Problem to solve:
Return the lines below exactly, starting with the line that contains "Enumerate this screenshot's" and stopping after the last line.

[Stored data]
*****
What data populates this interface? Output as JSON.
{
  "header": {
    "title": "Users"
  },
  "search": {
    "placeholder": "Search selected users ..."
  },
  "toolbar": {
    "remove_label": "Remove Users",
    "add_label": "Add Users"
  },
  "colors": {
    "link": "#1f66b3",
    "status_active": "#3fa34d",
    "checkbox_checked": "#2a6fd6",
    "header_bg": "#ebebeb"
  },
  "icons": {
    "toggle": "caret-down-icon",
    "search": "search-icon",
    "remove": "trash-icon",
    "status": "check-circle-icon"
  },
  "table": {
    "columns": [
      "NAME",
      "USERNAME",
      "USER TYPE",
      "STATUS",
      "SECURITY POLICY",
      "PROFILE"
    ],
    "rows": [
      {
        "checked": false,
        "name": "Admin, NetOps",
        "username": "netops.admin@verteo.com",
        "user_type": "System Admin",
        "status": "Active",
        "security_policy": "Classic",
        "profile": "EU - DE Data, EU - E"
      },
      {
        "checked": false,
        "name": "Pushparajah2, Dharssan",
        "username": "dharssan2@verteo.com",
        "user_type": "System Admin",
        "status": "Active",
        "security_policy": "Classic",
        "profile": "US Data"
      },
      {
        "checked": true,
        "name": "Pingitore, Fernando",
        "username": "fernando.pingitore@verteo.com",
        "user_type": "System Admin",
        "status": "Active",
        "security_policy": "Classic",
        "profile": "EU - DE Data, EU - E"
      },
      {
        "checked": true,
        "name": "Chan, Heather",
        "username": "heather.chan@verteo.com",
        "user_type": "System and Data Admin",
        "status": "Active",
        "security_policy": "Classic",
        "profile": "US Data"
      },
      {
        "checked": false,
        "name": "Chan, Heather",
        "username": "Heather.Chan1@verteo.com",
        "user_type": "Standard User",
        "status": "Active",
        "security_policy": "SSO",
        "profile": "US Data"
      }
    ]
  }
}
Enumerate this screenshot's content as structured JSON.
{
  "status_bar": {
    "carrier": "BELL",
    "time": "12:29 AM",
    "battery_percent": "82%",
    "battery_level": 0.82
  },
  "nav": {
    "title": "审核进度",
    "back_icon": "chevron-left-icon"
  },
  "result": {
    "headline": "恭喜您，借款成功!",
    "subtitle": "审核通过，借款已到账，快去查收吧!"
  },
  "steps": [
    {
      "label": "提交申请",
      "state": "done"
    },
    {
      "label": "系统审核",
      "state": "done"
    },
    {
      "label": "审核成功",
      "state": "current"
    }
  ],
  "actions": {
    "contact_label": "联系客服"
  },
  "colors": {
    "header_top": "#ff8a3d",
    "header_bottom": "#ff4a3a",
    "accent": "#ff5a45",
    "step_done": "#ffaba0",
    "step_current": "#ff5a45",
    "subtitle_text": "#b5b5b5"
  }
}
*****
Full solution:
Enumerate this screenshot's content as structured JSON.
{
  "status_bar": {
    "carrier": "BELL",
    "time": "12:29 AM",
    "battery_percent": "82%",
    "battery_level": 0.82
  },
  "nav": {
    "title": "审核进度",
    "back_icon": "chevron-left-icon"
  },
  "result": {
    "headline": "恭喜您，借款成功!",
    "subtitle": "审核通过，借款已到账，快去查收吧!"
  },
  "steps": [
    {
      "label": "提交申请",
      "state": "done"
    },
    {
      "label": "系统审核",
      "state": "done"
    },
    {
      "label": "审核成功",
      "state": "current"
    }
  ],
  "actions": {
    "contact_label": "联系客服"
  },
  "colors": {
    "header_top": "#ff8a3d",
    "header_bottom": "#ff4a3a",
    "accent": "#ff5a45",
    "step_done": "#ffaba0",
    "step_current": "#ff5a45",
    "subtitle_text": "#b5b5b5"
  }
}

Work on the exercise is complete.